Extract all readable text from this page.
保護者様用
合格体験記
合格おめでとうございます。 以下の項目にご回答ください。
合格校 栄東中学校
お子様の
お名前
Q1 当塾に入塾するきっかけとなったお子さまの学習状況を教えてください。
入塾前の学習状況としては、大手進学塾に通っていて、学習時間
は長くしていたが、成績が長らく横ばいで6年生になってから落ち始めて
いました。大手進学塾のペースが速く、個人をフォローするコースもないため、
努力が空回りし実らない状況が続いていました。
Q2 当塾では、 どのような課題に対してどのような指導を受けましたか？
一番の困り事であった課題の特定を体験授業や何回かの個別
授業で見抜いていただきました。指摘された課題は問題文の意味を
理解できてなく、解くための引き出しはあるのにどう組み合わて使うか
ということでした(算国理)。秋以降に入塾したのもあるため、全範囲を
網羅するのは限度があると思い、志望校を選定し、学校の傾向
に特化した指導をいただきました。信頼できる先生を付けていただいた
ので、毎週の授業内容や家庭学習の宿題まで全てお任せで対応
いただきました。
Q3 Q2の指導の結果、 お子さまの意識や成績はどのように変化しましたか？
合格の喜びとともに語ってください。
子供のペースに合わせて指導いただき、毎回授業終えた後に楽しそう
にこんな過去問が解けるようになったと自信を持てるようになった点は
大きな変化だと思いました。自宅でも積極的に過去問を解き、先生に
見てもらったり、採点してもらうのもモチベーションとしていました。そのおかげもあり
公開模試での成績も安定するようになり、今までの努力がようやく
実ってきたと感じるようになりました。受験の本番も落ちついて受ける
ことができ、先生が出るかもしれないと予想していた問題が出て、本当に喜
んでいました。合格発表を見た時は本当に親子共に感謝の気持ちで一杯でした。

The problem: Each line above must be reproduced exactly as it stands.

Written response:
Extract all readable text from this page.
保護者様用
合格体験記
合格おめでとうございます。 以下の項目にご回答ください。
合格校 栄東中学校
お子様の
お名前
Q1 当塾に入塾するきっかけとなったお子さまの学習状況を教えてください。
入塾前の学習状況としては、大手進学塾に通っていて、学習時間
は長くしていたが、成績が長らく横ばいで6年生になってから落ち始めて
いました。大手進学塾のペースが速く、個人をフォローするコースもないため、
努力が空回りし実らない状況が続いていました。
Q2 当塾では、 どのような課題に対してどのような指導を受けましたか？
一番の困り事であった課題の特定を体験授業や何回かの個別
授業で見抜いていただきました。指摘された課題は問題文の意味を
理解できてなく、解くための引き出しはあるのにどう組み合わて使うか
ということでした(算国理)。秋以降に入塾したのもあるため、全範囲を
網羅するのは限度があると思い、志望校を選定し、学校の傾向
に特化した指導をいただきました。信頼できる先生を付けていただいた
ので、毎週の授業内容や家庭学習の宿題まで全てお任せで対応
いただきました。
Q3 Q2の指導の結果、 お子さまの意識や成績はどのように変化しましたか？
合格の喜びとともに語ってください。
子供のペースに合わせて指導いただき、毎回授業終えた後に楽しそう
にこんな過去問が解けるようになったと自信を持てるようになった点は
大きな変化だと思いました。自宅でも積極的に過去問を解き、先生に
見てもらったり、採点してもらうのもモチベーションとしていました。そのおかげもあり
公開模試での成績も安定するようになり、今までの努力がようやく
実ってきたと感じるようになりました。受験の本番も落ちついて受ける
ことができ、先生が出るかもしれないと予想していた問題が出て、本当に喜
んでいました。合格発表を見た時は本当に親子共に感謝の気持ちで一杯でした。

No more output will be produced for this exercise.